═════ Sección del documento

Juan Bravo

BAJO EL VOLCÁN

Juan Bravo


El dolor

19/01/2025

Decir que la vida es un auténtico milagro, sería como aventurar que vivimos de puro milagro. Jamás olvidaré la imagen esperpéntica de aquel anciano, esquelético y de no más de metro cincuenta de estatura, que, en pijama y con una bolsa de orina en la mano derecha bamboleándola como si se hubiera encontrado en la escuela, con su cartera de colegial, recorría los pasillos de la undécima planta del Hospital 12 de Octubre, con Madrid al fondo envuelto en una espesa nube de polución, gritando frenético: «¡Estoy vivo de milagro! ¡Estoy vivo de milagro!»
Esa escena patética acaeció en 1984. Han pasado algo más de cuarenta años, y aquel milagro seguro que acabó, como acaban todos los milagros. Pero, para mí, aquella escena, digna de una obra de Shakespeare, sigue siendo la prefiguración de ese acosador en primer grado que nos acompaña desde el nacimiento a la tumba: el dolor, por más que nos conceda, de vez en cuando, por fortuna, instantes de plenitud en que tenemos la agradable impresión de que, de proponérnoslo, podríamos echar a volar
El diccionario de la RAE lo define como «una señal del sistema nervioso de que algo en nuestro cuerpo no anda bien. Una sensación desagradable, como un pinchazo, hormigueo, picadura, ardor o molestia. El dolor, sigue diciendo, puede ser agudo o sordo, intermitente o constante». Sin embargo, nuestra propia experiencia del dolor nos explica que la casuística es infinita, como infinitos son los modos de atacarnos.
De hecho, somos muchos los que no nos duelen prendas decir que no tenemos miedo a la muerte, pero sí, y mucho, a una enfermedad dolorosa. Particularmente, casi me atrevería a pedir le muerte que deseaba Julio César, aunque fuera en plena calle, como Stendhal, que, previamente, y como si lo hubiera intuido, dejó escrito en su diario que no hay nada vergonzoso en desplomarse una tarde en una callejuela o en una gran avenida de la bella ciudad de París.

══════════

Explorar el material
1. ¿Puedes extraer del artículo sobre el dolor el fragmento que empieza en «De hecho, somos» y termina en «ciudad de París.»?
2. ¿Cómo seguiría el artículo sobre el dolor a partir del punto en que se detiene?

═════ Información mostrada

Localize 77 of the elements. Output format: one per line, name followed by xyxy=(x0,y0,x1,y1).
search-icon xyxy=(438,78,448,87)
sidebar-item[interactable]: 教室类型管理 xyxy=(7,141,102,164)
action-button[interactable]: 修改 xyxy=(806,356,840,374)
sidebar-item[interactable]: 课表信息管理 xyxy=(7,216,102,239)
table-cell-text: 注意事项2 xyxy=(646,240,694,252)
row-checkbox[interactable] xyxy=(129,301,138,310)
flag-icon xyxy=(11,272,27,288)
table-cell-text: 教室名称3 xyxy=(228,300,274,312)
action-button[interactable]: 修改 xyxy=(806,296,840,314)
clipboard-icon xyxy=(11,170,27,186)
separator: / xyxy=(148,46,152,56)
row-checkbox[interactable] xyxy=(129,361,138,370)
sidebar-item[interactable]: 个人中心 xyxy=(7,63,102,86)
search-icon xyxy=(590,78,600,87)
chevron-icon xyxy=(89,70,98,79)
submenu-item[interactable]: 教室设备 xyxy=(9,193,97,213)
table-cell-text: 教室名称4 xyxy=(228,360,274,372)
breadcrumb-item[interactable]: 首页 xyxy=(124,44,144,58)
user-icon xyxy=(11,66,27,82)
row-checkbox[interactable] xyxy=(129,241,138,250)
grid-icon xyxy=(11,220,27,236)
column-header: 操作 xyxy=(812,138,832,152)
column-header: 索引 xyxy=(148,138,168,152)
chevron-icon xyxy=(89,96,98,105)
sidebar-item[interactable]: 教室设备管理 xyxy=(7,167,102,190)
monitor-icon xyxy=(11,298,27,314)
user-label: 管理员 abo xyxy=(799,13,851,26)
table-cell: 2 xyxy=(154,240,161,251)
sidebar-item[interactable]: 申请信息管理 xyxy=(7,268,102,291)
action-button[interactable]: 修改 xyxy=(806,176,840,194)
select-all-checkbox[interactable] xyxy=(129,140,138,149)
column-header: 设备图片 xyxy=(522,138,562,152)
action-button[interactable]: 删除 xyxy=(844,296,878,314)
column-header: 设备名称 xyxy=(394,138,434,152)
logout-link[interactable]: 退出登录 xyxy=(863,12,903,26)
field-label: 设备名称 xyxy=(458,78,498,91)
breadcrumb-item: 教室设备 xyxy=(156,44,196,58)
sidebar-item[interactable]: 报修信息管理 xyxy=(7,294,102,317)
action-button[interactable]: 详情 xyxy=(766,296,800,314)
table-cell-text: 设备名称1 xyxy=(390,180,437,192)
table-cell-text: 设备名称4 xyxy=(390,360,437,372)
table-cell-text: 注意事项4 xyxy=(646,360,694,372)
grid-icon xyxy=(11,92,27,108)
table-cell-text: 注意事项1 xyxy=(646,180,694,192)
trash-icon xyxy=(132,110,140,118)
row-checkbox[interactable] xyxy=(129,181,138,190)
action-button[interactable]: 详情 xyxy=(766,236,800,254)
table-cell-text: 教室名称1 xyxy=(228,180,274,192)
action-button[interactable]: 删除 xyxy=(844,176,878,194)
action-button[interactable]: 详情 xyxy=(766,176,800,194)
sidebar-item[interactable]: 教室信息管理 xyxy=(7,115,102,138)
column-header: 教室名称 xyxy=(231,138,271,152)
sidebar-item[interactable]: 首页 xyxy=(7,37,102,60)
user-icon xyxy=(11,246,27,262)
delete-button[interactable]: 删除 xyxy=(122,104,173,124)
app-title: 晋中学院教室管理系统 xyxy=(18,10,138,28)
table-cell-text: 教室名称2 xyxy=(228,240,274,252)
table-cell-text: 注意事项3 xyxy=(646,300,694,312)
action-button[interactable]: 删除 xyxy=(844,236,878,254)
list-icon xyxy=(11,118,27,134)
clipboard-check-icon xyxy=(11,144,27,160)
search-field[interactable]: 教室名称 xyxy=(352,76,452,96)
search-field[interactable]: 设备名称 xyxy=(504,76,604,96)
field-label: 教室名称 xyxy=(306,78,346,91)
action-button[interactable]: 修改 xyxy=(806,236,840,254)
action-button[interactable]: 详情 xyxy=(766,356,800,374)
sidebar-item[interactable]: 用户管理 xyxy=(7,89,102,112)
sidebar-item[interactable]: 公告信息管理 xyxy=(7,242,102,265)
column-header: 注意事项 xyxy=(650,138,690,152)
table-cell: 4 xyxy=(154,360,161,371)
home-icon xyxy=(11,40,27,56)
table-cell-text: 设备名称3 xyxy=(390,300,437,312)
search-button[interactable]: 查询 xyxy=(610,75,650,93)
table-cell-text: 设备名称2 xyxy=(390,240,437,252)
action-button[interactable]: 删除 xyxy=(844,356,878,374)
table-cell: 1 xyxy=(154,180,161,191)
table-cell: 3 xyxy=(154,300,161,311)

══════════

Respuestas
1.
De hecho, somos muchos los que no nos duelen prendas decir que no tenemos miedo a la muerte, pero sí, y mucho, a una enfermedad dolorosa. Particularmente, casi me atrevería a pedir le muerte que deseaba Julio César, aunque fuera en plena calle, como Stendhal, que, previamente, y como si lo hubiera intuido, dejó escrito en su diario que no hay nada vergonzoso en desplomarse una tarde en una callejuela o en una gran avenida de la bella ciudad de París.

2.
Es evidente que esa misma civilización que, en palabras del autor de La Cartuja de Parma, aja las almas y nos torna cada vez más vulnerables al frío, al calor, al hambre, la sed y, sobre todo, el dolor, nos ha reblandecido hasta el punto de recurrir al analgésico, al primer indicio del dolor; generando un círculo vicioso que se enrosca a nuestro alrededor como una serpiente viscosa,
De cualquier modo, cuando hablamos de dolor, conviene advertir, cosa que no siempre se hace, que, si bien existen dolores agudos, sordos, intermitentes, constantes y hasta 'misereres', no todos son de signo negativo, sino que también los hay positivos. Dolores horribles de parto que concluyen con la llegada al mundo de un nuevo ser; dolores con expectativas de recobrar la salud, pudiendo de ese modo apreciar el tesoro que supone gozar d  la vida. E, incluso, los más terribles, los que abocan a la muerte, es más que probable que concluyan con el último latido, de ahí el rostro relajado y lleno de calma de los fallecidos. Por más que ahí entremos en el ámbito de las conjeturas. Durante años, reconozco, que viví obsesionado con lo que ocurría a quien le aplicaban el suplicio de la guillotina, tal como nos refiere Víctor Hugo en su relato 'El último día de un condenado a muerte'.
Sea como fuere, el dolor está ahí, con galenos o sin ellos. Por eso escribía Gracián, en su celebérrimo Criticón, «donde ahí más doctores, hay más dolores». Es un lugar común decir que el dolor más insoportable es la neuralgia del trigémino, seguido de cerca por 'los' dolores del parto y cólico nefrítico, sin olvidarnos, claro está, del tan terrible dolor de muelas, quemaduras, culebrillas, pancreatitis, cefaleas en trueno, golpes en los testículos, o, como un sibarita me confesó en cierta ocasión, una indigestión de ostras… No obstante, y como creo que le dije al doctor Vellando, curtido en mil batallas, ¿dónde situar el lacerante dolor de rodilla? ¿No tendrá, acaso, razón ese capitán que aparece en Jacques el fatalista cuando afirma con contundencia que no hay nada peor que un dolor de rodilla?